>> Begin
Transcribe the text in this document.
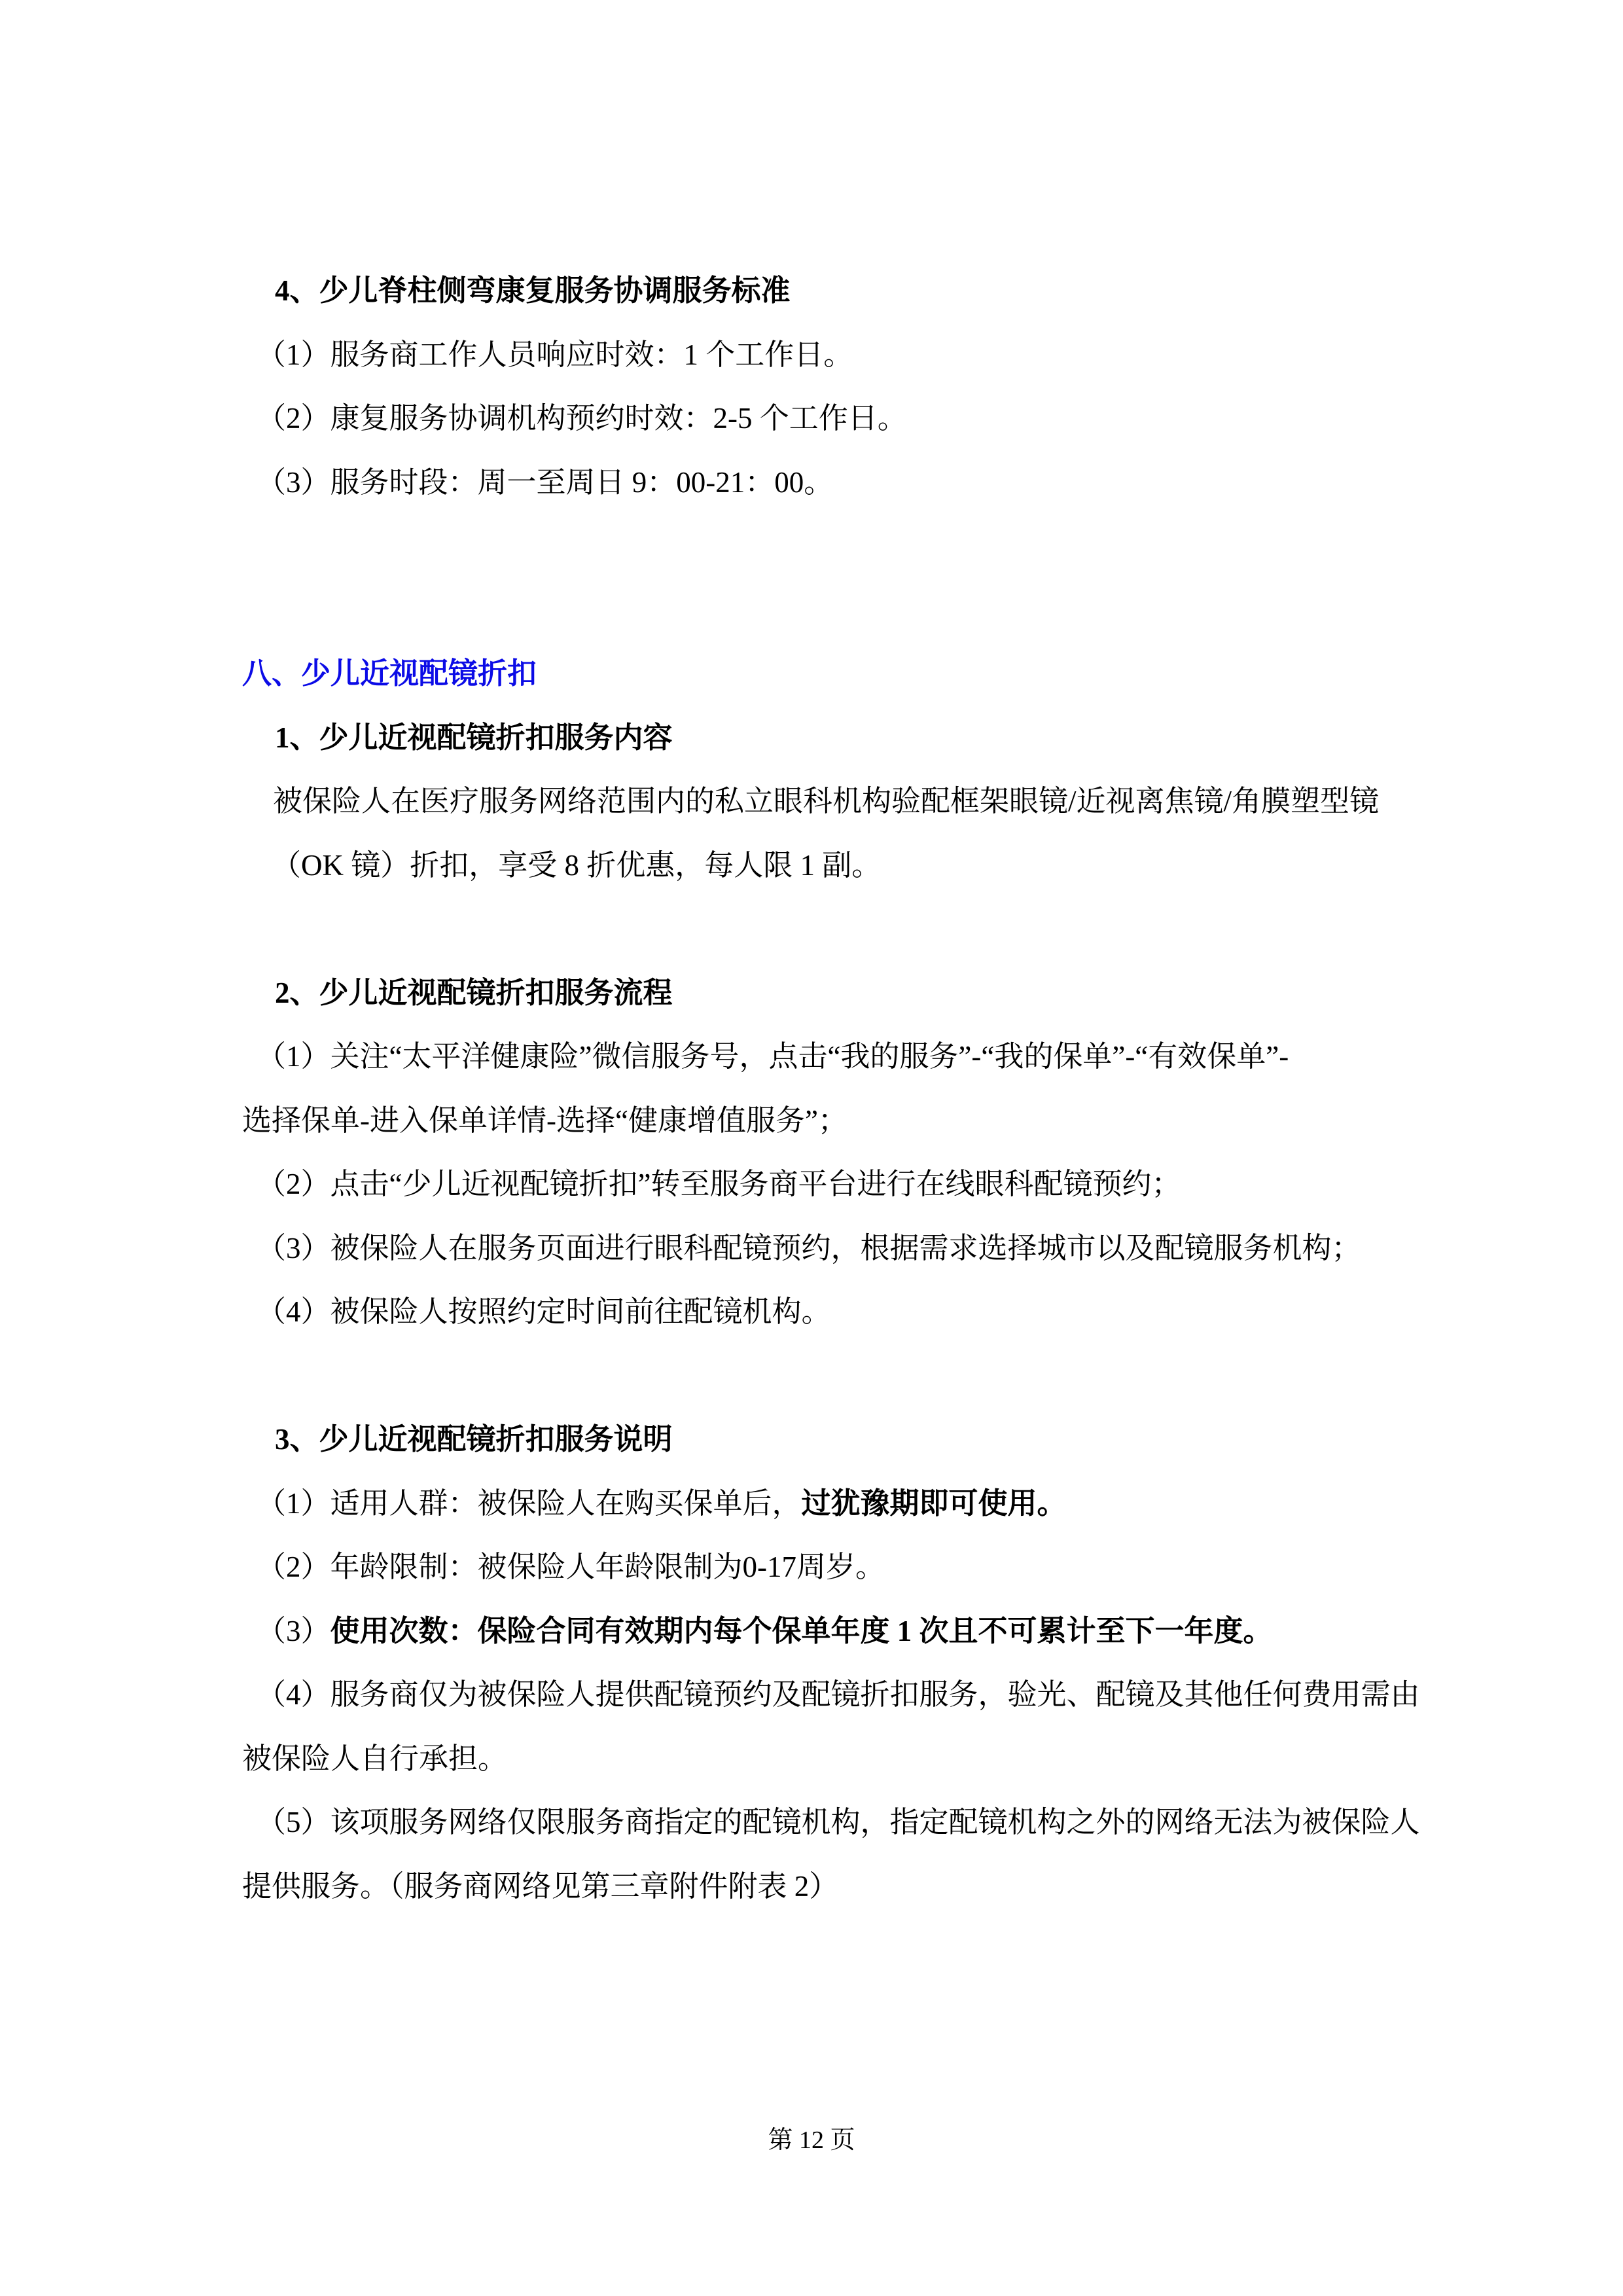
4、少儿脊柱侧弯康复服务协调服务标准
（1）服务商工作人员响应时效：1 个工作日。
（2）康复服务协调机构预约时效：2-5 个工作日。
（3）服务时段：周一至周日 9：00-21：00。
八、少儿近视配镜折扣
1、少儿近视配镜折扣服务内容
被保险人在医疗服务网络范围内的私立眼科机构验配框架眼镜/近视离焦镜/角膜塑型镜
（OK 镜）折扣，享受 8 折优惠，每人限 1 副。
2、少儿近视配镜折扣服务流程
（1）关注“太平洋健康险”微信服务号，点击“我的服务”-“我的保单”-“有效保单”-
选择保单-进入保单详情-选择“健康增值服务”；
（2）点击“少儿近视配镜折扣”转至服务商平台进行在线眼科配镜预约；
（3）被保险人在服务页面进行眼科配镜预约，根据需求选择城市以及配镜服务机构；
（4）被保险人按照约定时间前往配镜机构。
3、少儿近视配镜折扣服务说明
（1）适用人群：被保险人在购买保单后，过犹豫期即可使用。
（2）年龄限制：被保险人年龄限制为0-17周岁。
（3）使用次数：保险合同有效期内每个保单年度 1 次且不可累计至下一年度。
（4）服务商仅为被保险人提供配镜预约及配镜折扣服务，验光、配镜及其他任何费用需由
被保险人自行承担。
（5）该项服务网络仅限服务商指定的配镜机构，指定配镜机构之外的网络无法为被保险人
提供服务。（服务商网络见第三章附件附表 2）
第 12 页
>> End
>> Begin
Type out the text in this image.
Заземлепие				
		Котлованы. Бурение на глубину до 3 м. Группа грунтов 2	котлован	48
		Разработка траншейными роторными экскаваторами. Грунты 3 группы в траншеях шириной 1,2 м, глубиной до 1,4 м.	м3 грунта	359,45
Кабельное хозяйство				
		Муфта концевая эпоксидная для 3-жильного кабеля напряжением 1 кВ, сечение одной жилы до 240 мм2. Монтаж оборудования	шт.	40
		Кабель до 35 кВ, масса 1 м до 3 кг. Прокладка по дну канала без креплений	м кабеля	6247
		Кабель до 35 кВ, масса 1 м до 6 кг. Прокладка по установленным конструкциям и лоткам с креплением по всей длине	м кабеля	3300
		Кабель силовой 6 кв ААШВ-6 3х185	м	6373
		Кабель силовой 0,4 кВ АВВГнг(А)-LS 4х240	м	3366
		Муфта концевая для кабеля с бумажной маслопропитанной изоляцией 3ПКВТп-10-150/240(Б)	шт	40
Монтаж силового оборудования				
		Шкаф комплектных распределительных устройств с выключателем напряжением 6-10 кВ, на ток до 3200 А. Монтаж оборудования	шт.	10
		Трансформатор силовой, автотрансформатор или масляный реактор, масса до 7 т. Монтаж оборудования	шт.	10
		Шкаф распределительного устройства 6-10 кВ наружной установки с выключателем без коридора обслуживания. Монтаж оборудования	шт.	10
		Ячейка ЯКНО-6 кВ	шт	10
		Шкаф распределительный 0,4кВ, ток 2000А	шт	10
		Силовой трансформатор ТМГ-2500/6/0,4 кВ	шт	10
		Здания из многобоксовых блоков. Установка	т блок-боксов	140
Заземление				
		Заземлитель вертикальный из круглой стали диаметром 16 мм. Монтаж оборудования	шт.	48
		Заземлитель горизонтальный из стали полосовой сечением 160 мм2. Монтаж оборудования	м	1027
>> End
>> Begin
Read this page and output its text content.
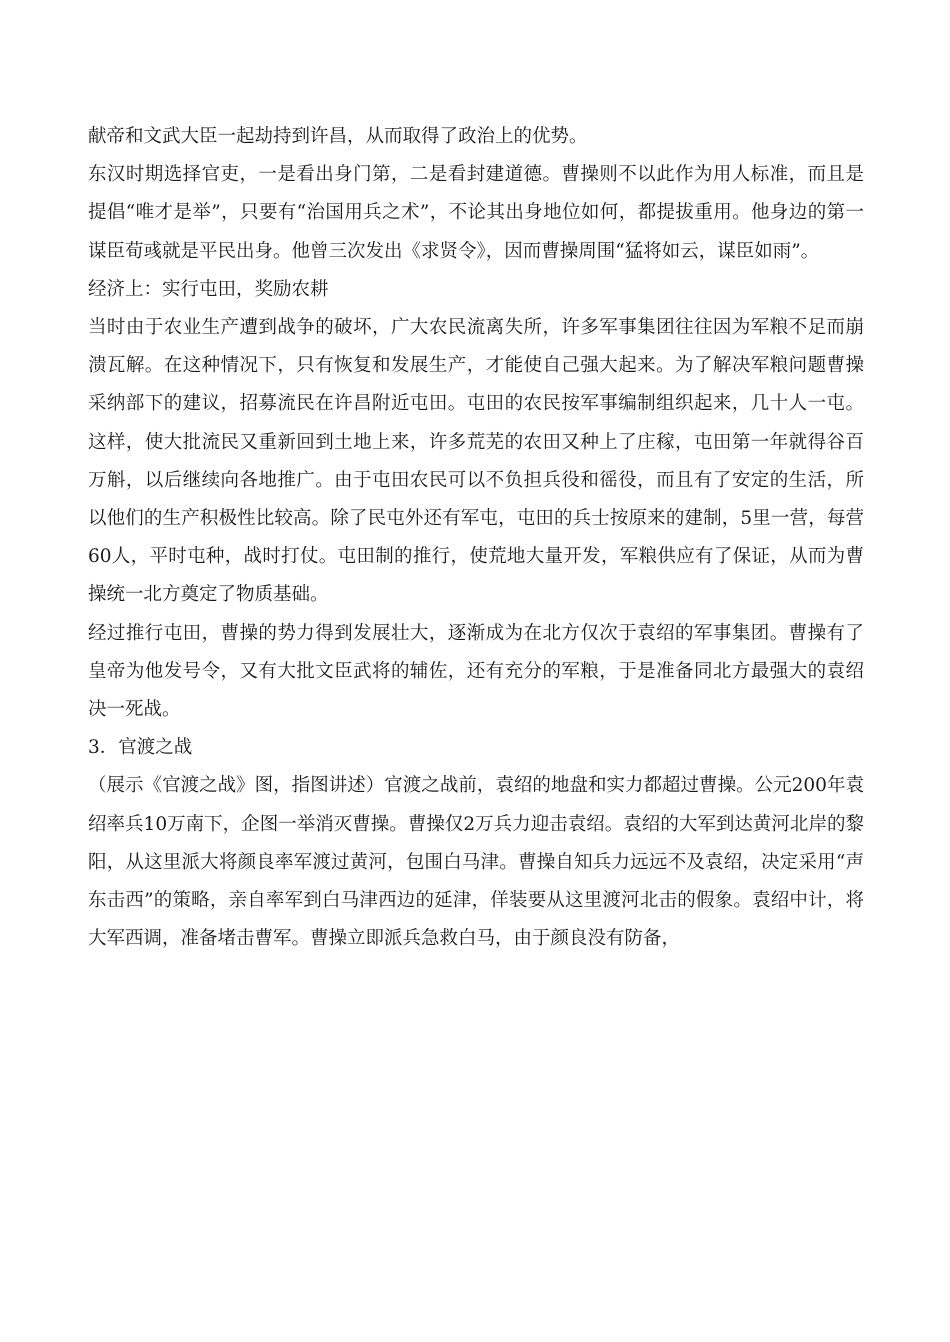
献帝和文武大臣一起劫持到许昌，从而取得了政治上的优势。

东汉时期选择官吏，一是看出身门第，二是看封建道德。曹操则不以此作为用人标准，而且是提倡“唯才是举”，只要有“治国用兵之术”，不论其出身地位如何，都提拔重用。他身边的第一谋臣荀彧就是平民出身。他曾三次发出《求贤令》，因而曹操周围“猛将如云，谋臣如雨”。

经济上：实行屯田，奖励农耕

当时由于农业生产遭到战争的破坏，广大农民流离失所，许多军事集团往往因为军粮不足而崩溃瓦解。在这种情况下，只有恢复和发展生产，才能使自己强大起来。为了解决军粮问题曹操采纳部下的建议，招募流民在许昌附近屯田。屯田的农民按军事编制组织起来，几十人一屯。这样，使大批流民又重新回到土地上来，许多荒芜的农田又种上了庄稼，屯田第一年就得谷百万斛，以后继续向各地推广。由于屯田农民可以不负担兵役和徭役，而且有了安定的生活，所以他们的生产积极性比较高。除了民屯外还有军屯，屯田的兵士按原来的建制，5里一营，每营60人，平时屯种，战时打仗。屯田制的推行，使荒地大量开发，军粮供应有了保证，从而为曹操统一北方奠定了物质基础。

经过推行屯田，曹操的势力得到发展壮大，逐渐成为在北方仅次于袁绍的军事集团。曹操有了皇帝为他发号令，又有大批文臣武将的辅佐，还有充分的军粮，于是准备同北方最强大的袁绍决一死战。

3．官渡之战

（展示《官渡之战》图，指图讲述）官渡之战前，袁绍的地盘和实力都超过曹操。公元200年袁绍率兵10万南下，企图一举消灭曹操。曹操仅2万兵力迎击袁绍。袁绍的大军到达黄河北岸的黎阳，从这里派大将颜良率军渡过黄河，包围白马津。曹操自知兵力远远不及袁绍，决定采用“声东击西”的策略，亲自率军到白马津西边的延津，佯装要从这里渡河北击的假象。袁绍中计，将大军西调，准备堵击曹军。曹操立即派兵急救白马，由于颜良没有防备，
>> End
### SHORT PROBLEM
Check each line of the data above for the word "напряжением", then state how many lines have it. Give the number alone.

### ANSWER FOR THE TASK
2